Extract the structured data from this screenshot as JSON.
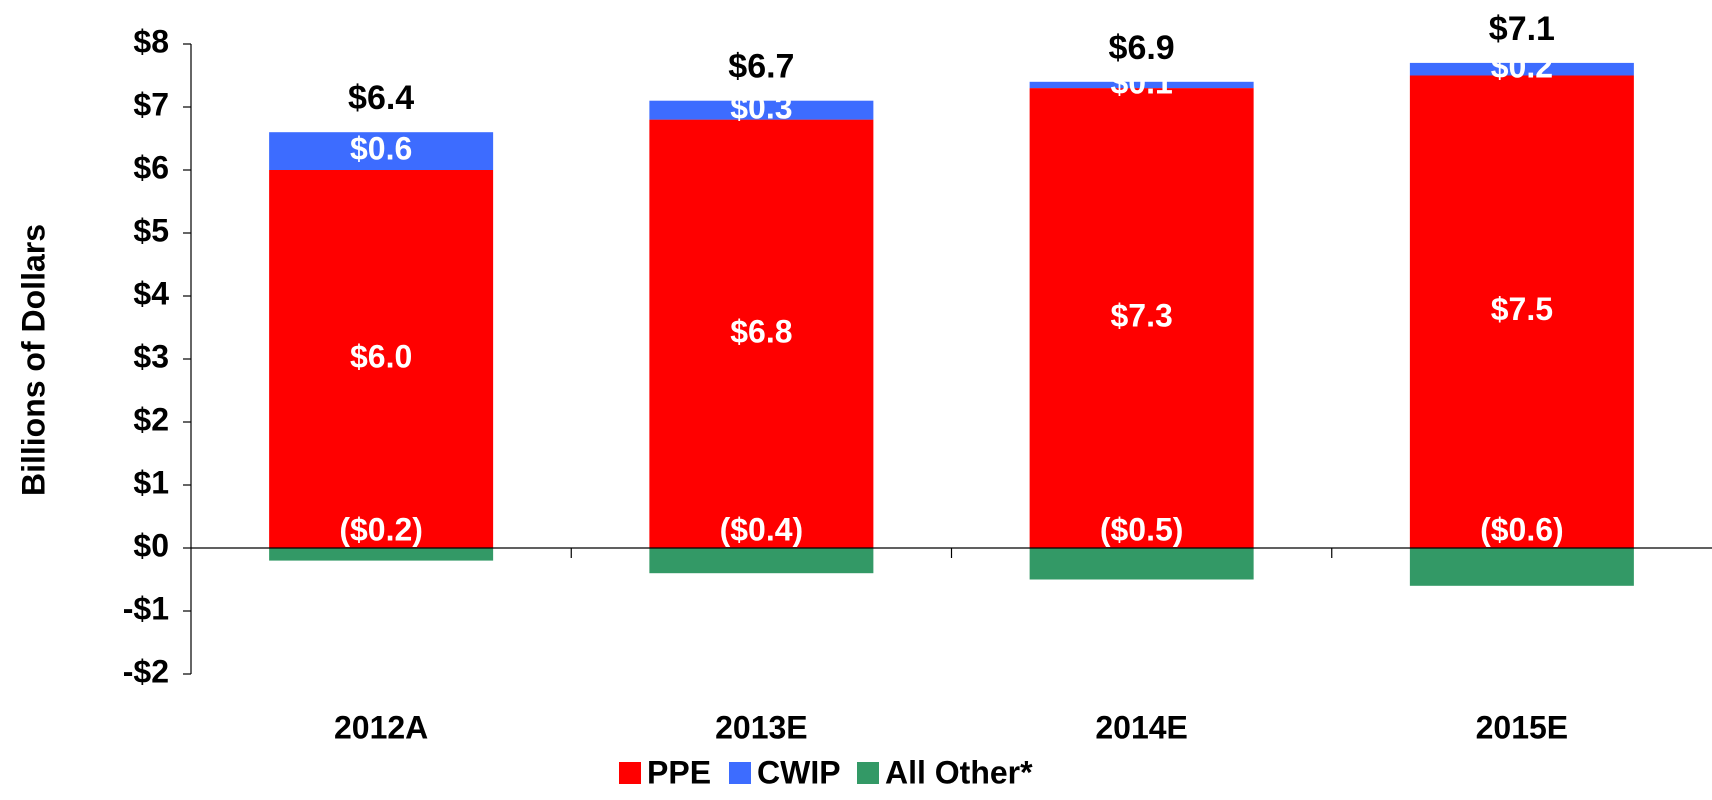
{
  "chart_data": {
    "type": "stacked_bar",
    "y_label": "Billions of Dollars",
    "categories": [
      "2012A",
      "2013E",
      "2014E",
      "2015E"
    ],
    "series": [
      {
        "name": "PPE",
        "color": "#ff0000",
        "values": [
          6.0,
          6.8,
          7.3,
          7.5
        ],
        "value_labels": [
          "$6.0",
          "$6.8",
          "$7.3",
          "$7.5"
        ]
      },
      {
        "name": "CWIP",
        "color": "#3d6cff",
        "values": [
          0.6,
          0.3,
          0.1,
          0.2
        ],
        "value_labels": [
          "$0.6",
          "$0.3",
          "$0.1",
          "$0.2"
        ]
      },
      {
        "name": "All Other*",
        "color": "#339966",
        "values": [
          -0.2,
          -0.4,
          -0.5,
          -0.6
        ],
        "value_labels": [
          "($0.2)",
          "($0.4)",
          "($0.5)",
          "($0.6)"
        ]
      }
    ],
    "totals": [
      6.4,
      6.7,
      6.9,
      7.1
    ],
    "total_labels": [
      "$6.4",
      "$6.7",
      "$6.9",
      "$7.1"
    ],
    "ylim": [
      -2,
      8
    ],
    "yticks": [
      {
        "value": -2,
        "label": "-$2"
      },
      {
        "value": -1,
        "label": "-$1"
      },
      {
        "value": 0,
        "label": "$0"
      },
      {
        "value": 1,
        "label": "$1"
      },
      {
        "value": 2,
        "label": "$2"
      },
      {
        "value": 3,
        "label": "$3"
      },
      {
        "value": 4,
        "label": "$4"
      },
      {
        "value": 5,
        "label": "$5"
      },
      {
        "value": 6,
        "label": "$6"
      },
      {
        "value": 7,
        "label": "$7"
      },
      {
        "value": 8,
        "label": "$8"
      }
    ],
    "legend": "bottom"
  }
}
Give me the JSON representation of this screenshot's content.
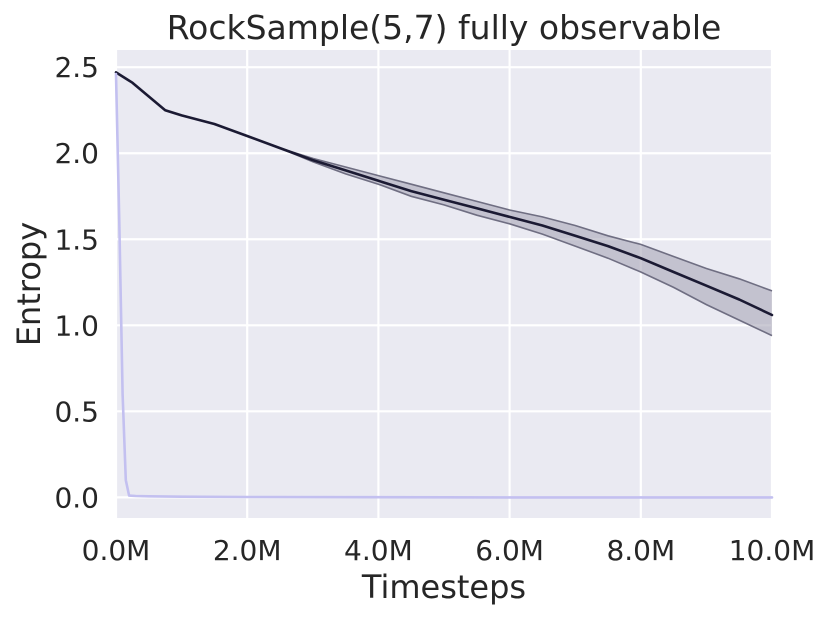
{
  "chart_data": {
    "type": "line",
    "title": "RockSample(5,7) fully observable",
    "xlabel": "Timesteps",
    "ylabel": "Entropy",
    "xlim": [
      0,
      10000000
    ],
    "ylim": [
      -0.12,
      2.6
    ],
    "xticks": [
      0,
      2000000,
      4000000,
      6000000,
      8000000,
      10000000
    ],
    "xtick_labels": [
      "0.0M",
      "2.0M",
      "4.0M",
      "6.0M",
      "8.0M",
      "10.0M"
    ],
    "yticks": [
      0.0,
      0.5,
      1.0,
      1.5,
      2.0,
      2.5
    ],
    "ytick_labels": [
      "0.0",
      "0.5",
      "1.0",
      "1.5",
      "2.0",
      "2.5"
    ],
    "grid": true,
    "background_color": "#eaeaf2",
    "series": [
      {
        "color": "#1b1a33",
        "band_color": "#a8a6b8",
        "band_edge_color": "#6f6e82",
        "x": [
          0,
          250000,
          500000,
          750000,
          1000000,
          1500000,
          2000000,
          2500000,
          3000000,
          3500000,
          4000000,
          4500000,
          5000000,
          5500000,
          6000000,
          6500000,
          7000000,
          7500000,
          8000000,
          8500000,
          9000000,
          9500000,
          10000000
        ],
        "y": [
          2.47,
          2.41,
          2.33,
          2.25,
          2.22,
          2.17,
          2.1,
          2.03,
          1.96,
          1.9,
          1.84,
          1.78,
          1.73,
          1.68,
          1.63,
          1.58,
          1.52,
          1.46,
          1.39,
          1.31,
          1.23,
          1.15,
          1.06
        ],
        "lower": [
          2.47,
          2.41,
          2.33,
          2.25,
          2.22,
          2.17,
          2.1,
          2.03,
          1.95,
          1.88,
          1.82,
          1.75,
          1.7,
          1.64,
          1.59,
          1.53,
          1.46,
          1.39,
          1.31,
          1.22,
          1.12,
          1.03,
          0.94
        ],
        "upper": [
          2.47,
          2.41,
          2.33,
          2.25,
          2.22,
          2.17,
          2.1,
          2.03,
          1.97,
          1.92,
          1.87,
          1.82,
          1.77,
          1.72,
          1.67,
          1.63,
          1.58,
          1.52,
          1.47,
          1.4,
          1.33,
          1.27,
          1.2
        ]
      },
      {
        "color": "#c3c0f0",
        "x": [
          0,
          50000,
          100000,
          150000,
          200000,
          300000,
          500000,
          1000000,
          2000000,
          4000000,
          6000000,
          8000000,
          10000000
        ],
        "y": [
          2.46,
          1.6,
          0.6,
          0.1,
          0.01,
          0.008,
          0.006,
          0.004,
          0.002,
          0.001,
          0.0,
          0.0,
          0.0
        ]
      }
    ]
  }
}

**Written exercise:**
Exclude the pictures, and transcribe all of the material exactly.

**Exercise solution:**
Extract the structured data from this screenshot as JSON.
{
  "chart_data": {
    "type": "stacked_bar",
    "y_label": "Billions of Dollars",
    "categories": [
      "2012A",
      "2013E",
      "2014E",
      "2015E"
    ],
    "series": [
      {
        "name": "PPE",
        "color": "#ff0000",
        "values": [
          6.0,
          6.8,
          7.3,
          7.5
        ],
        "value_labels": [
          "$6.0",
          "$6.8",
          "$7.3",
          "$7.5"
        ]
      },
      {
        "name": "CWIP",
        "color": "#3d6cff",
        "values": [
          0.6,
          0.3,
          0.1,
          0.2
        ],
        "value_labels": [
          "$0.6",
          "$0.3",
          "$0.1",
          "$0.2"
        ]
      },
      {
        "name": "All Other*",
        "color": "#339966",
        "values": [
          -0.2,
          -0.4,
          -0.5,
          -0.6
        ],
        "value_labels": [
          "($0.2)",
          "($0.4)",
          "($0.5)",
          "($0.6)"
        ]
      }
    ],
    "totals": [
      6.4,
      6.7,
      6.9,
      7.1
    ],
    "total_labels": [
      "$6.4",
      "$6.7",
      "$6.9",
      "$7.1"
    ],
    "ylim": [
      -2,
      8
    ],
    "yticks": [
      {
        "value": -2,
        "label": "-$2"
      },
      {
        "value": -1,
        "label": "-$1"
      },
      {
        "value": 0,
        "label": "$0"
      },
      {
        "value": 1,
        "label": "$1"
      },
      {
        "value": 2,
        "label": "$2"
      },
      {
        "value": 3,
        "label": "$3"
      },
      {
        "value": 4,
        "label": "$4"
      },
      {
        "value": 5,
        "label": "$5"
      },
      {
        "value": 6,
        "label": "$6"
      },
      {
        "value": 7,
        "label": "$7"
      },
      {
        "value": 8,
        "label": "$8"
      }
    ],
    "legend": "bottom"
  }
}
Give me the JSON representation of this screenshot's content.
{
  "chart_data": {
    "type": "line",
    "title": "RockSample(5,7) fully observable",
    "xlabel": "Timesteps",
    "ylabel": "Entropy",
    "xlim": [
      0,
      10000000
    ],
    "ylim": [
      -0.12,
      2.6
    ],
    "xticks": [
      0,
      2000000,
      4000000,
      6000000,
      8000000,
      10000000
    ],
    "xtick_labels": [
      "0.0M",
      "2.0M",
      "4.0M",
      "6.0M",
      "8.0M",
      "10.0M"
    ],
    "yticks": [
      0.0,
      0.5,
      1.0,
      1.5,
      2.0,
      2.5
    ],
    "ytick_labels": [
      "0.0",
      "0.5",
      "1.0",
      "1.5",
      "2.0",
      "2.5"
    ],
    "grid": true,
    "background_color": "#eaeaf2",
    "series": [
      {
        "color": "#1b1a33",
        "band_color": "#a8a6b8",
        "band_edge_color": "#6f6e82",
        "x": [
          0,
          250000,
          500000,
          750000,
          1000000,
          1500000,
          2000000,
          2500000,
          3000000,
          3500000,
          4000000,
          4500000,
          5000000,
          5500000,
          6000000,
          6500000,
          7000000,
          7500000,
          8000000,
          8500000,
          9000000,
          9500000,
          10000000
        ],
        "y": [
          2.47,
          2.41,
          2.33,
          2.25,
          2.22,
          2.17,
          2.1,
          2.03,
          1.96,
          1.9,
          1.84,
          1.78,
          1.73,
          1.68,
          1.63,
          1.58,
          1.52,
          1.46,
          1.39,
          1.31,
          1.23,
          1.15,
          1.06
        ],
        "lower": [
          2.47,
          2.41,
          2.33,
          2.25,
          2.22,
          2.17,
          2.1,
          2.03,
          1.95,
          1.88,
          1.82,
          1.75,
          1.7,
          1.64,
          1.59,
          1.53,
          1.46,
          1.39,
          1.31,
          1.22,
          1.12,
          1.03,
          0.94
        ],
        "upper": [
          2.47,
          2.41,
          2.33,
          2.25,
          2.22,
          2.17,
          2.1,
          2.03,
          1.97,
          1.92,
          1.87,
          1.82,
          1.77,
          1.72,
          1.67,
          1.63,
          1.58,
          1.52,
          1.47,
          1.4,
          1.33,
          1.27,
          1.2
        ]
      },
      {
        "color": "#c3c0f0",
        "x": [
          0,
          50000,
          100000,
          150000,
          200000,
          300000,
          500000,
          1000000,
          2000000,
          4000000,
          6000000,
          8000000,
          10000000
        ],
        "y": [
          2.46,
          1.6,
          0.6,
          0.1,
          0.01,
          0.008,
          0.006,
          0.004,
          0.002,
          0.001,
          0.0,
          0.0,
          0.0
        ]
      }
    ]
  }
}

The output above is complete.